*INSTRUCTIONS:*
1. Extract everything in the passage on 3D models and representations from "There is a certain" down to "they as good as the real thing?".
2. Pick up the essay on 3D models of museum artefacts after its final sentence and write what comes next.

*PASSAGE GIVEN:*
+++

As good as the real thing? 3D models and representations

There is a certain thrill that comes with experiencing a real piece of history in a museum or library. The ability to see and sometimes interact with an object that is directly linked to the past provides a greater understanding than simply reading the narrative from a book. When it is not possible for a cultural institution to provide public access to artefacts they can now present 3D models or 3D representations of these artefacts. But do these representations provide the same connection as the authentic artefact? Are they as good as the real thing?

There are many advantages to 3D models and representations. Museums and other cultural institutions can make use of online 3D representations to showcase the artefacts that they have in exhibitions. These representations can be used to encourage visitors to visit the exhibitions to see the original artefact. If the real artefact cannot be put on show in the museum, a 3D model can be the next best thing. Digital representations can also be used to preserve the past where it may be difficult or even impossible to preserve the original. The use of digitised objects allows greater opportunity for public engagement with the past (Butcher, et al. 12). The use of these digitised objects is also a great asset to the education sector to enhance learning in schools. Children today are more comfortable with technology due to being surrounded by technology at home. The term ‘digital native’ may be somewhat far-fetched but these children are growing up in an age where technology is everywhere. Therefore, it only makes sense to bring this new technology into the classroom.

Figure 1: Student examining a 3D model and 3D virtual representation of a fossil (Butcher, et al. 13).

A case study was undertaken by researchers in a school in Utah where they found that the students engaged incredibly well with the digital objects; the 3D models and 3D representations on tablets (Butcher, et al. 13). However the concept of digitised objects enhancing learning in the classroom was not discussed in the report. It makes sense that children would be fascinated by new objects that they have not been exposed to before. It is possible that access to such digital materials would enhance learning but there are no studies to back this up. A similar study could be undertaken but perhaps with a goal to gauge how digitised objects may enhance learning in the classroom. With this information, it would then be clearer to see if indeed digitised objects do encourage more in depth learning and a greater understanding of the past.

While having a 3D representation of an artefact is a great benefit to a museum, library or school, it is not the same as the original. Stuart Jeffrey talks about this idea of “digital aura” and how this “aura” can change the way an object is received by the public (Jeffrey, 145). But how can an aura be measured? The meaning or connection a person receives from one object may not be the same as another. Is the digital representation a piece of creative work or simply a copy? I would argue that it depends who is interacting with the object; it is a personal preference. Some may be content with an accurate copy, being able to touch, examine and interact with the object. Others may prefer to experience the original object behind a glass in a museum. Personal or even societal preference is not something that can be easily gauged, it changes over time. Digitised objects are still a relatively new phenomenon and it may take the public some time to fully engage with the possibilities.

I believe that, in some contexts. digital representations are as good as the real artefact. They offer opportunities for further learning and engagement with the past. It may not be the same as interacting with the true artefact but it is certainly the next best thing.

+++

[Data items]
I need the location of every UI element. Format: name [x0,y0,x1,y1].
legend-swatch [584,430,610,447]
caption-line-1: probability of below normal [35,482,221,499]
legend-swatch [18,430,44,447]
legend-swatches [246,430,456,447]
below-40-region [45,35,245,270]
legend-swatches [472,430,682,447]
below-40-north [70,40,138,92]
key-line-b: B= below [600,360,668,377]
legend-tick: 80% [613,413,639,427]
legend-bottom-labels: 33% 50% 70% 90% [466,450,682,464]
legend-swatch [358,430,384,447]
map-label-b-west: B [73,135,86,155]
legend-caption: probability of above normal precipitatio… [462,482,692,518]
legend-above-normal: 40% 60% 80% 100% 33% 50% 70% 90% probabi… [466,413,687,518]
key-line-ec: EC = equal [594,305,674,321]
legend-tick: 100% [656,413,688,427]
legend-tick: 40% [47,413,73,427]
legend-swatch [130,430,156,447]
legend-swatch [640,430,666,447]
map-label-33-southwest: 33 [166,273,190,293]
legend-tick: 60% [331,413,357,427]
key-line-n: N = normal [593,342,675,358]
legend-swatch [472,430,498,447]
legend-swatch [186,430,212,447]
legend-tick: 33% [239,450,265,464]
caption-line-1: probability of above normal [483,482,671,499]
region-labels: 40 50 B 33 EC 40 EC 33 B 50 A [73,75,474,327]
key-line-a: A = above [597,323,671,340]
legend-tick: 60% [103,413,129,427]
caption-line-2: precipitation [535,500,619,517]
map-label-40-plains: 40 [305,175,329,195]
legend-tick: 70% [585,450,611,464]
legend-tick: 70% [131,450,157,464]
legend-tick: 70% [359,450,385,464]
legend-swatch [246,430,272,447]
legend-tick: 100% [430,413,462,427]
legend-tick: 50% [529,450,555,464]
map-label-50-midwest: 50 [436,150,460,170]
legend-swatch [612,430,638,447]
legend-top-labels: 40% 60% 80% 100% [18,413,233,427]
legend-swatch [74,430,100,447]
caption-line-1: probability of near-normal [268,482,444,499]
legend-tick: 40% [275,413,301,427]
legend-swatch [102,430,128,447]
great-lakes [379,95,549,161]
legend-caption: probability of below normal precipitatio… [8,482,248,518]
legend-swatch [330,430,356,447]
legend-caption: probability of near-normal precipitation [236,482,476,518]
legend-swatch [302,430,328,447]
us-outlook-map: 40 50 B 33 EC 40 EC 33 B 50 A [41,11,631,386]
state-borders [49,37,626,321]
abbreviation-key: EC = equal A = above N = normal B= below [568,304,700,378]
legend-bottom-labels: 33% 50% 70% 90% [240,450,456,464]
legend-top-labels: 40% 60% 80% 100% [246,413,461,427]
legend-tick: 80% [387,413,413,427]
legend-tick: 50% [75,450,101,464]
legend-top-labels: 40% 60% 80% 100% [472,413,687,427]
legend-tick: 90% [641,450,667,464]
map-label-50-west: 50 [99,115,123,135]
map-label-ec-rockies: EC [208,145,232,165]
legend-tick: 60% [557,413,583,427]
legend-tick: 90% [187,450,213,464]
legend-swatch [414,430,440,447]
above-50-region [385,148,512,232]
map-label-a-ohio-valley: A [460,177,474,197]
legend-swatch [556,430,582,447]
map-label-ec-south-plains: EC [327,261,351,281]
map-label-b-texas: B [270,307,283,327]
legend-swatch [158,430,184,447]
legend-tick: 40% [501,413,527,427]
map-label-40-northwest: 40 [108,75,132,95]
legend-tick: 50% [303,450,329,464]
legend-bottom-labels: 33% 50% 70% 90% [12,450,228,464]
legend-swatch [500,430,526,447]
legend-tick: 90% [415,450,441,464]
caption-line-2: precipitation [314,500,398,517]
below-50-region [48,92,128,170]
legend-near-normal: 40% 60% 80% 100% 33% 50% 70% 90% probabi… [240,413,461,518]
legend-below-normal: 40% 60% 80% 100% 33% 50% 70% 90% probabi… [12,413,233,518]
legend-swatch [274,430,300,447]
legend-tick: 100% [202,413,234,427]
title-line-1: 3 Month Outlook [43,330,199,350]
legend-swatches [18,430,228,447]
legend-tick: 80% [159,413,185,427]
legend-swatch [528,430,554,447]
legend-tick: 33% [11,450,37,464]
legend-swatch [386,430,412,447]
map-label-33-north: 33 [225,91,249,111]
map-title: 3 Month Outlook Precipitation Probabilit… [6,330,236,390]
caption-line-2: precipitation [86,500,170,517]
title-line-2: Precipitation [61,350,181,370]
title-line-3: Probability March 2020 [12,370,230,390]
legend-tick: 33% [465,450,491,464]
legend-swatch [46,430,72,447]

+++

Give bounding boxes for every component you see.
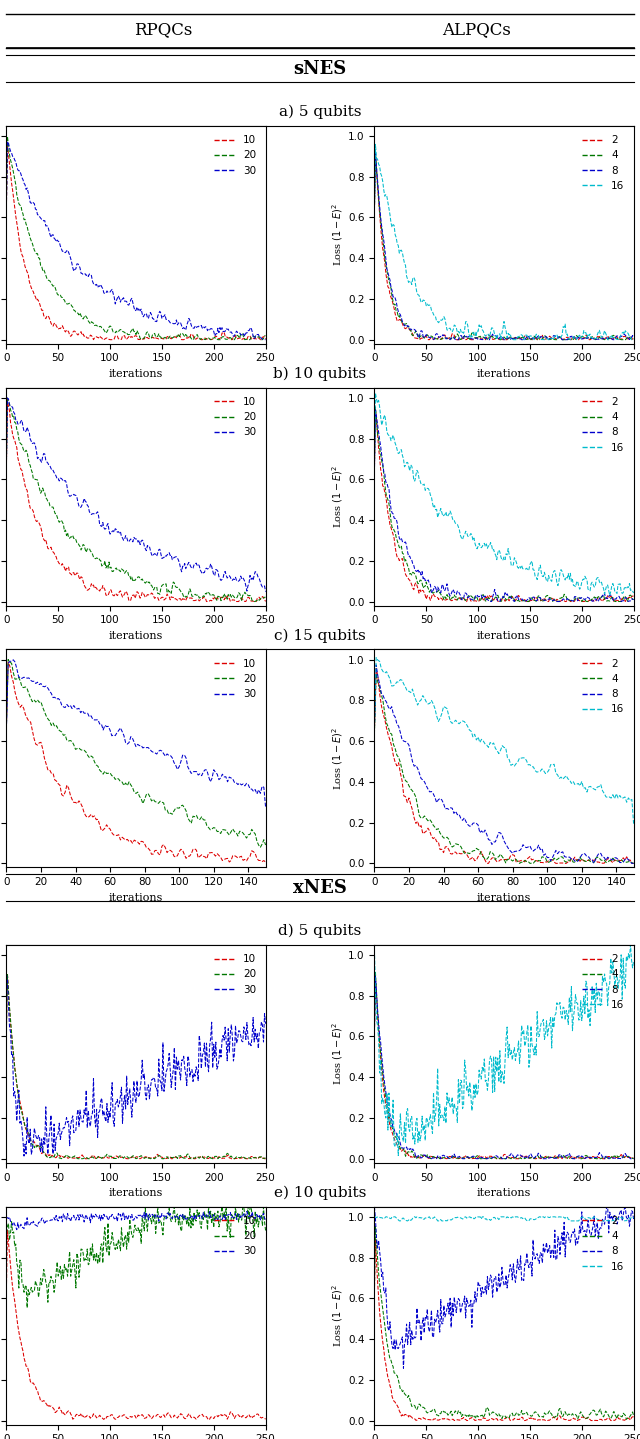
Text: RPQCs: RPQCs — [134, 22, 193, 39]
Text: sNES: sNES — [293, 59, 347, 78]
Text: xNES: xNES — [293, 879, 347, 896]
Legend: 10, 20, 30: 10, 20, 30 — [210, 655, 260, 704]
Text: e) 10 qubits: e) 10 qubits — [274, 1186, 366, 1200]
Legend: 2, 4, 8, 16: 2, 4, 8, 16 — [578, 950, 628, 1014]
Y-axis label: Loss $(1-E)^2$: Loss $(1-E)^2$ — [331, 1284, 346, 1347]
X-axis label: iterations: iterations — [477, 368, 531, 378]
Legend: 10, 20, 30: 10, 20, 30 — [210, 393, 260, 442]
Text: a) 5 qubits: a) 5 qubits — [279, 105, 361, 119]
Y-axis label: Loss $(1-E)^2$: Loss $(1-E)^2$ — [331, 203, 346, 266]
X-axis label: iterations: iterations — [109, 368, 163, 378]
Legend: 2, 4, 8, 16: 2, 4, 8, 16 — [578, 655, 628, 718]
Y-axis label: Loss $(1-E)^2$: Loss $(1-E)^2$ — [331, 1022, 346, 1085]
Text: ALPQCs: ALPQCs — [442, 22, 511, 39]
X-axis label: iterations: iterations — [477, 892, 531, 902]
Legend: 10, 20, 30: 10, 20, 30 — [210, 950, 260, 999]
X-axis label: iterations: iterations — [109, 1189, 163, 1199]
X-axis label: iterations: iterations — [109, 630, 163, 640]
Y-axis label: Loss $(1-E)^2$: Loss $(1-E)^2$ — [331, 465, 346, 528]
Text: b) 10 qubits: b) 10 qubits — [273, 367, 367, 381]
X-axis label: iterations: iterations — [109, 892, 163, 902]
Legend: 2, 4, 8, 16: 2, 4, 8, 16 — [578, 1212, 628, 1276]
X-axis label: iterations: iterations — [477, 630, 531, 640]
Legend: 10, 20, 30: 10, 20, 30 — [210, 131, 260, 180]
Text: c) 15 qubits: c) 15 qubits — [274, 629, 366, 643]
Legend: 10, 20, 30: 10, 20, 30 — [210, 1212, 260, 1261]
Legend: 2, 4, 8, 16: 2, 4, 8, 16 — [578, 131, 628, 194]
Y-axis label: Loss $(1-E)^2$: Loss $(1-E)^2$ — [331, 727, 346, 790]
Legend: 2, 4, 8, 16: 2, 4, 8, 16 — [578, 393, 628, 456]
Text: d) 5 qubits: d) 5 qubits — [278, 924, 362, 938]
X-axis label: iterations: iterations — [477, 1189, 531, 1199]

+++

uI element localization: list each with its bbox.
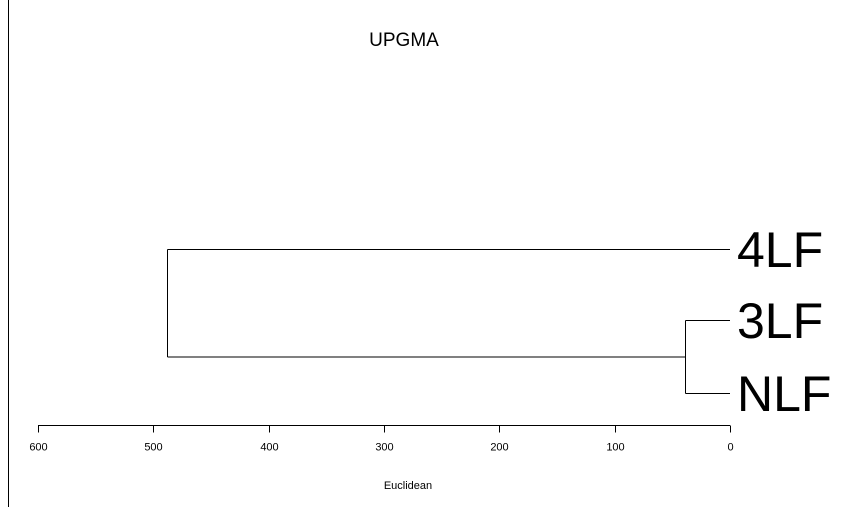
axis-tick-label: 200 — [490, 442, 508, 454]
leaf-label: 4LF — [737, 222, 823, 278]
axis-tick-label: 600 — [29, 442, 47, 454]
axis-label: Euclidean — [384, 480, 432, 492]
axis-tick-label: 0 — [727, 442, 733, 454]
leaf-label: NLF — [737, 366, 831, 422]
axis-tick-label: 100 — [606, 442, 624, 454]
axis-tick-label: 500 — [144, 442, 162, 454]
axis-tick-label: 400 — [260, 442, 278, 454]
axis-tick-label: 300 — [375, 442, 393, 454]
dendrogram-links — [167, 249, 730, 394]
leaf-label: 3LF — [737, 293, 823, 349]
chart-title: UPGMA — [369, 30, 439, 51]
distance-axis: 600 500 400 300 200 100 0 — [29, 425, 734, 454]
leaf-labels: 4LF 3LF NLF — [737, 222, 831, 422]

+++

*RESPONSES PER TASK:*
1.
There is a certain thrill that comes with experiencing a real piece of history in a museum or library. The ability to see and sometimes interact with an object that is directly linked to the past provides a greater understanding than simply reading the narrative from a book. When it is not possible for a cultural institution to provide public access to artefacts they can now present 3D models or 3D representations of these artefacts. But do these representations provide the same connection as the authentic artefact? Are they as good as the real thing?

2.
Bibliography

Butcher, Kirsten, Madlyn Runburg, Michelle Hudson, “Using digitized objects to promote critical thinking and engagement in classrooms”, Library Hi Tech News, vol. 34, no. 7, 2017, pp. 12-15, https://doi.org/10.1108/LHTN-06-2017-0039. Accessed 31st Oct. 2017.

Jeffrey, Stuart, “Challenging Heritage Visualisation: Beauty, Aura and Democratisation”, Open Archaeology, vol. 1, no. 1, 2015, pp. 144-152, https://doi.org/10.1515/opar-2015-0008. Accessed 31st Oct. 2017.

Latour, Bruno, Adam, Lowe, “The Migration of the Aura or How to explore the original through its facsimiles”, Switching Codes: Thinking Through Digital Technology in the Humanities and the Arts, 2010, pp. 275-297, https://www.degruyter.com/downloadpdf/j/opar.2014.1.issue-1/opar-2015-0008/opar-2015-0008.pdf. Accessed 31st Oct. 2017.   

2 thoughts on “As good as the real thing? 3D models and representations

  1. I found your post extremely intriguing, and I agree that 3D models are essential, for the perseveration of original artefacts and also a great attribution to Museums. This innovative way of preserving our past allows us to connect with artefacts, that are possibly too delicate to handle, or in places that are closed off from the public. The case study involving the school in Utah is interesting, as it highlights how this new way of interacting with cultural heritage, engages people from a very young age and in my opinion could engage people at any age. Your suggestion of a goal to be put in place would evidently display the achievements if any, that the children had accomplished. As introducing a new technology to children will inevitably result in their fascination with it. However, if there was a task in hand, their interaction could be measured on how well they tackled the assignment.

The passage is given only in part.